→ **Do this**
Can you find the lines of the listing that include "heritage" and copy every one?

-- Records provided start --

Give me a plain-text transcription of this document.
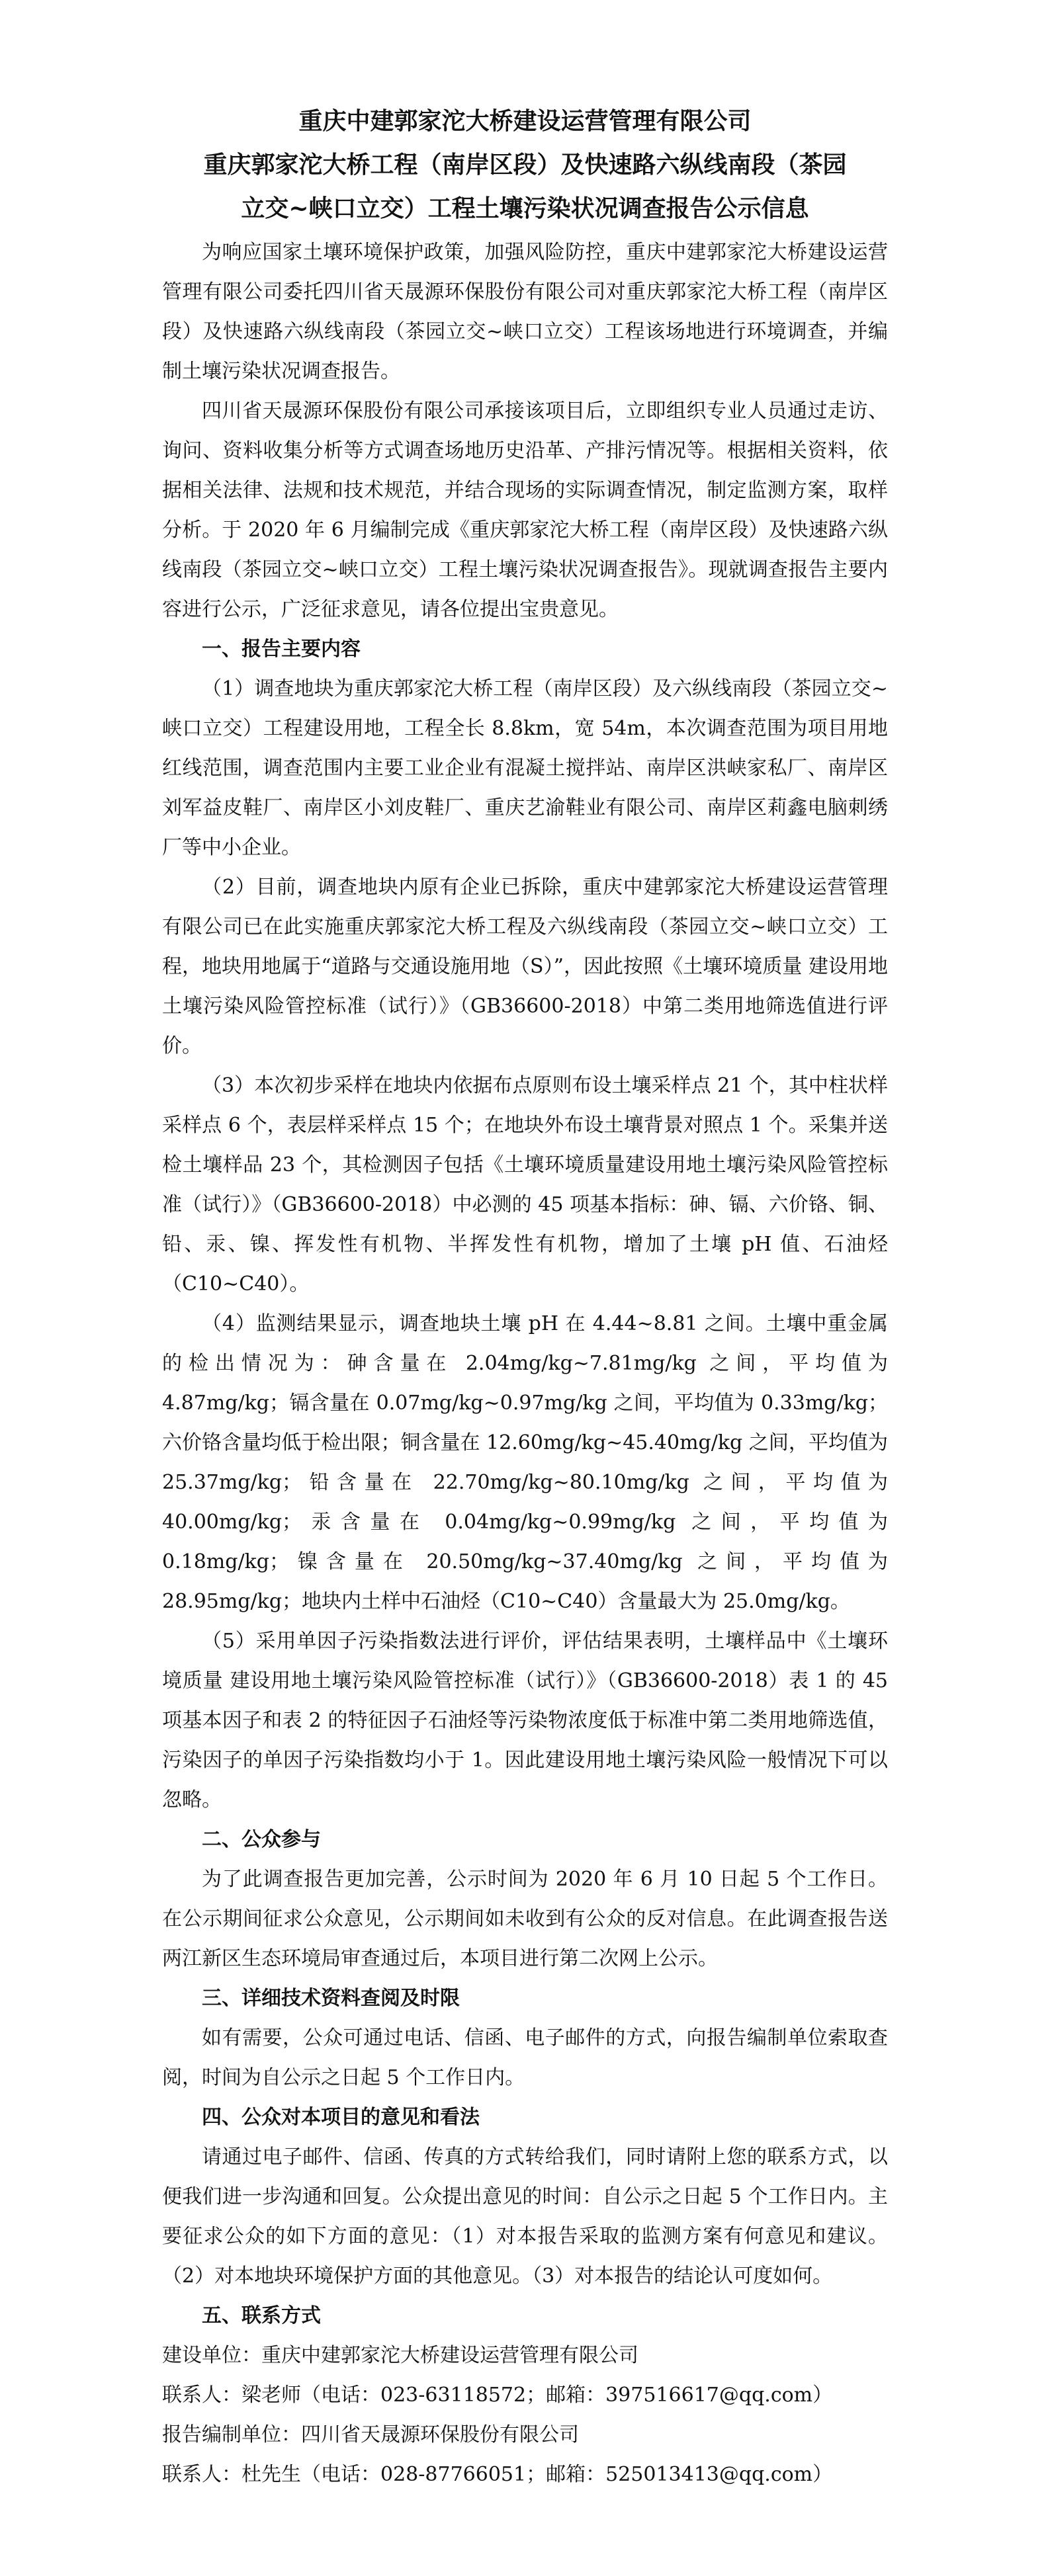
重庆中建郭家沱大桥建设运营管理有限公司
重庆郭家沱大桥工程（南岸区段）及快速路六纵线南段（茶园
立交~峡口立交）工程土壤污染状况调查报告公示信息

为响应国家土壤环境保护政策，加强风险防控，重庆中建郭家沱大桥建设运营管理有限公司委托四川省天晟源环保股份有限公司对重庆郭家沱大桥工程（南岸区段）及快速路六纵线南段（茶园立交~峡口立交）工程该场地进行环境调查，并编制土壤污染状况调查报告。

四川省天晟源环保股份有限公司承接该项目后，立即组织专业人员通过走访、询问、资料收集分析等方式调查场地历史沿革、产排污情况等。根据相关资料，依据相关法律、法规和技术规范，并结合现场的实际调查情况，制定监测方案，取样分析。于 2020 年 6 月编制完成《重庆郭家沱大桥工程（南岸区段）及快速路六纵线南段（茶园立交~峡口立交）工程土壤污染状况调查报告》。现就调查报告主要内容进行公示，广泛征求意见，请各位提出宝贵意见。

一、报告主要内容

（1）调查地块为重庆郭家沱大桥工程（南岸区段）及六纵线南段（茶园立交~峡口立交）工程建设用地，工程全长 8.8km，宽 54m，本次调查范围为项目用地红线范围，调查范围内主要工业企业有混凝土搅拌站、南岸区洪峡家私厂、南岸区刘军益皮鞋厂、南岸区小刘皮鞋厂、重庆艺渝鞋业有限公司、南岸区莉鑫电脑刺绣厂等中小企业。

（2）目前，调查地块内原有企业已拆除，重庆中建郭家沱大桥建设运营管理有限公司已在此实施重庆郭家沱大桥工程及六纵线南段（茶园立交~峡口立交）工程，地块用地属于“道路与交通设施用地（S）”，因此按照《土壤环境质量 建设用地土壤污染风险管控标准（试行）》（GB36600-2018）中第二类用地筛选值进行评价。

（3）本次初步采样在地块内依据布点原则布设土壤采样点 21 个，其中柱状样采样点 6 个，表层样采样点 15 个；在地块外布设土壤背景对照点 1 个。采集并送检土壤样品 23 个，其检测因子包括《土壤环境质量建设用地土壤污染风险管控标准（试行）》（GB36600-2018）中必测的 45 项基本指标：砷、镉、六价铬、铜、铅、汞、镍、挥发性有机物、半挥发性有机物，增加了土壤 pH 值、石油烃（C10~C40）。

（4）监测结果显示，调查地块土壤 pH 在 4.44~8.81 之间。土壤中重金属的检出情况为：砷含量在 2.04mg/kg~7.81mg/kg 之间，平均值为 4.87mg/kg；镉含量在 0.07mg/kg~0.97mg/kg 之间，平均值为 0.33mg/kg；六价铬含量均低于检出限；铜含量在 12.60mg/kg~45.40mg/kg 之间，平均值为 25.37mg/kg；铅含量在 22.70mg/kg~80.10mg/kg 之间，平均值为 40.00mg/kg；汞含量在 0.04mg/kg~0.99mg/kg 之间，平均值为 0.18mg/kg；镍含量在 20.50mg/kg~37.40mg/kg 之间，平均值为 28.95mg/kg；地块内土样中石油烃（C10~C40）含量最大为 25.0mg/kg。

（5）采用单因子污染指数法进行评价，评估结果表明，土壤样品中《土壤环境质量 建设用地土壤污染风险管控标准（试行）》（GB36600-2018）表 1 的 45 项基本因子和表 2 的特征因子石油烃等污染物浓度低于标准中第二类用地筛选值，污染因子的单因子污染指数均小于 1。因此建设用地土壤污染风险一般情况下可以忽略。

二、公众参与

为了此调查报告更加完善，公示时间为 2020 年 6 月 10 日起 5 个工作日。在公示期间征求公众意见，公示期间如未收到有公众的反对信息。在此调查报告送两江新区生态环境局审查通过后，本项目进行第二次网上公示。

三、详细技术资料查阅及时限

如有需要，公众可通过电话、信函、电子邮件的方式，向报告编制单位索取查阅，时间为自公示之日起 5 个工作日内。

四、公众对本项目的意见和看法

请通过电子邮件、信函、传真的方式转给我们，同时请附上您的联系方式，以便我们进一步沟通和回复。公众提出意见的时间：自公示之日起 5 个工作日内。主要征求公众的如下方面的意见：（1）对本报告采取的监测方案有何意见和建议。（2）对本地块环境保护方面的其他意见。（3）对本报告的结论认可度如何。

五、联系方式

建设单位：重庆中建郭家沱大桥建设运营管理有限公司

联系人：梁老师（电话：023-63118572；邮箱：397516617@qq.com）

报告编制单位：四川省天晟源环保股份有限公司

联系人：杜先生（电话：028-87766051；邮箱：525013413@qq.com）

-- Records provided end --
-- Records provided start --

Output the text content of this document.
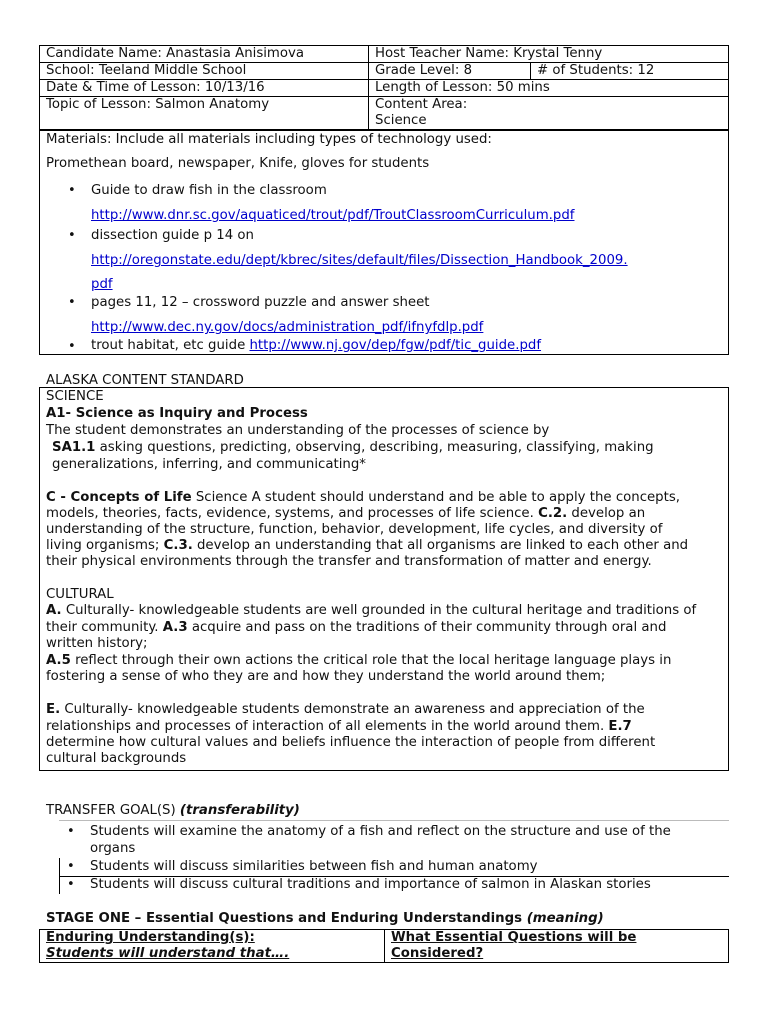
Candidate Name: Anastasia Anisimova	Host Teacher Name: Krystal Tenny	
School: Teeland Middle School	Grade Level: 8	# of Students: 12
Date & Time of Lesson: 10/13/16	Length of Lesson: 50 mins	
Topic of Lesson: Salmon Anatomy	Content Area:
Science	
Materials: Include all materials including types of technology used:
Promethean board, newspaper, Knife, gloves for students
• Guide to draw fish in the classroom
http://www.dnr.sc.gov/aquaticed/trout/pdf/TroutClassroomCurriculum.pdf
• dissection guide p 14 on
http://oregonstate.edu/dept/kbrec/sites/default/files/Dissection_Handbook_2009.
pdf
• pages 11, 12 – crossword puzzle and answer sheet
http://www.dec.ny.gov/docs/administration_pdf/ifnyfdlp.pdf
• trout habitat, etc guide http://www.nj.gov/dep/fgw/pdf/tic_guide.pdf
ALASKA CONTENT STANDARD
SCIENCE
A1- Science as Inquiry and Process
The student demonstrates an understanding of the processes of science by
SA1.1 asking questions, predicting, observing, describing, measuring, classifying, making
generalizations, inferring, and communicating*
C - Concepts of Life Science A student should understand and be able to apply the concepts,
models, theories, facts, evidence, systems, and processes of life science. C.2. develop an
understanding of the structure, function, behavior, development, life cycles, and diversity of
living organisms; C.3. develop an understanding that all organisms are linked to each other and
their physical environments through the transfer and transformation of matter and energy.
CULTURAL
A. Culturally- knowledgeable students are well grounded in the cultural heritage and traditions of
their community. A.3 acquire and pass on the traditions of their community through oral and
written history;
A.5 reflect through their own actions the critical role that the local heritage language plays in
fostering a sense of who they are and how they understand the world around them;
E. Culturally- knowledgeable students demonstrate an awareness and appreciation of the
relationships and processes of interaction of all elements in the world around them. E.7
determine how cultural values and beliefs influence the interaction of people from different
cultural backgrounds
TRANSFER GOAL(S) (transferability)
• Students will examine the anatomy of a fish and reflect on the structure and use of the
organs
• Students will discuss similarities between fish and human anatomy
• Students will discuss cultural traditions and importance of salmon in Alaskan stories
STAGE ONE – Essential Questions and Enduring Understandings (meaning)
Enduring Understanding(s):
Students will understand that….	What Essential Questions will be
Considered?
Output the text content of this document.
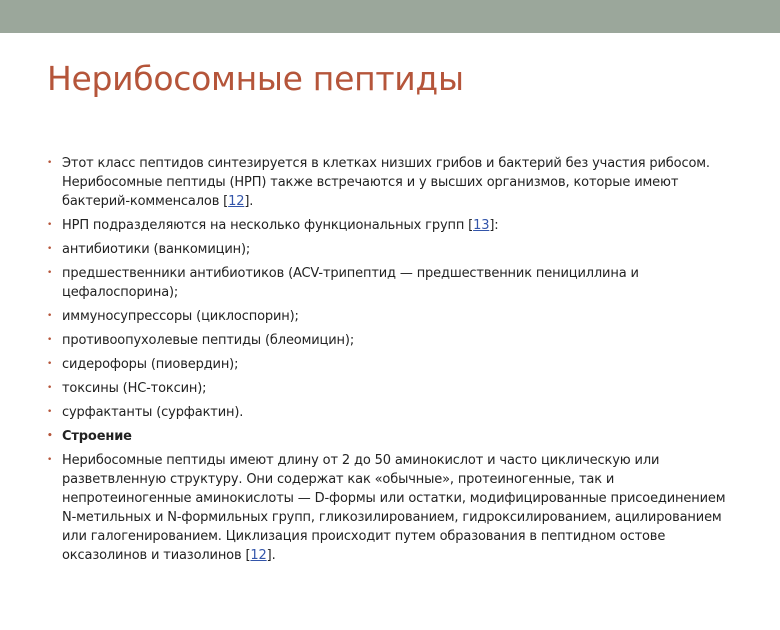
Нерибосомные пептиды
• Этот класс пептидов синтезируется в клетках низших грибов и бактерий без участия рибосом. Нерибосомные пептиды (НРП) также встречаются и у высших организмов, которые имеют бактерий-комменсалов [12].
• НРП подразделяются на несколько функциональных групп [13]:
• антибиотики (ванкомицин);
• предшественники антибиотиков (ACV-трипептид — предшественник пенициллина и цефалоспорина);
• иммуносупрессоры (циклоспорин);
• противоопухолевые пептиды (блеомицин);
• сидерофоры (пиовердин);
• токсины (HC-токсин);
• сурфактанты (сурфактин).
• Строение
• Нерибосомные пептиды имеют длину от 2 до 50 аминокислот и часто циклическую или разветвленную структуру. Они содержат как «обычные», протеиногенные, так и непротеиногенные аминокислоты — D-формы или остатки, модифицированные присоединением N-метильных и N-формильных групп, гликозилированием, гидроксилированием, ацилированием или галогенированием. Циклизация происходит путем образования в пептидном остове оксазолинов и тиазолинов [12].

-- Records provided end --
-- Records provided start --

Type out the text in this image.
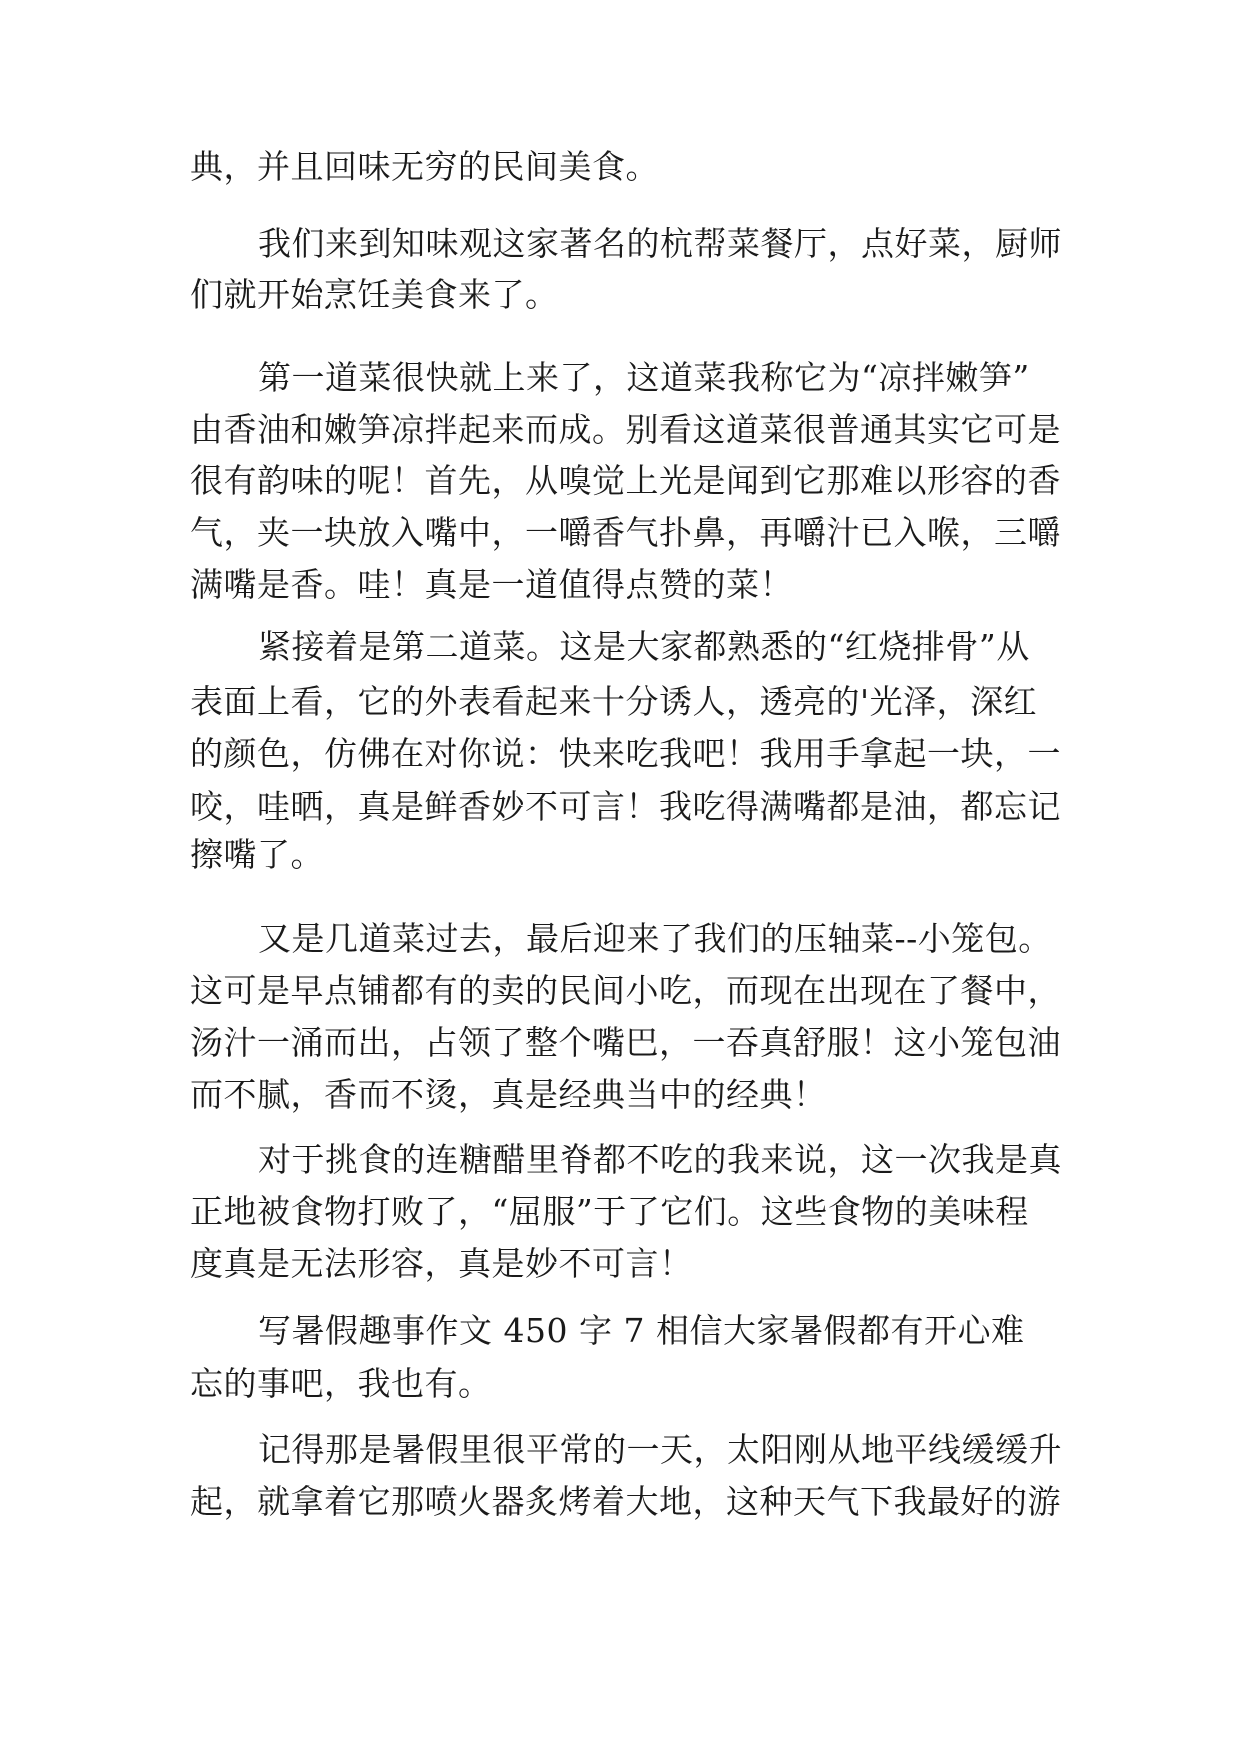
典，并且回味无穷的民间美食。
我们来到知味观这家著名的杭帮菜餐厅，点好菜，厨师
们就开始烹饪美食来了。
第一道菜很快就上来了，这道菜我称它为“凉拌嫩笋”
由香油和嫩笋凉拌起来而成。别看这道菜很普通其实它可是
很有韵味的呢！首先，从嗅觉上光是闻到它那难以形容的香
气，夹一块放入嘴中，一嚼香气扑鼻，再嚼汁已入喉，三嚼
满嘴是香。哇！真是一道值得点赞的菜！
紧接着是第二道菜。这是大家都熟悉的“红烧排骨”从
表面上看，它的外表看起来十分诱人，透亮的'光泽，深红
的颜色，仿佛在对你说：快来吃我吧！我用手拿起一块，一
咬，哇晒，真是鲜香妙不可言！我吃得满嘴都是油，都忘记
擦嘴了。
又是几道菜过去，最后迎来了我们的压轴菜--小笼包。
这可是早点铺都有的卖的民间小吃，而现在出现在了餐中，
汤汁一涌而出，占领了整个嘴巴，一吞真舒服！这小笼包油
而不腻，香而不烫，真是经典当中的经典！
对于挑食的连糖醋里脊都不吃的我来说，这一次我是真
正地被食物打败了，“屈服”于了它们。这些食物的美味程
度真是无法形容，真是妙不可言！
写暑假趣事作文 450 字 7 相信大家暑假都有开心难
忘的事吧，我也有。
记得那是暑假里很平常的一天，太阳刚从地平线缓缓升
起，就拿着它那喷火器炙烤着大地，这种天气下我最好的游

-- Records provided end --

→ **Task result**
A. Culturally- knowledgeable students are well grounded in the cultural heritage and traditions of
A.5 reflect through their own actions the critical role that the local heritage language plays in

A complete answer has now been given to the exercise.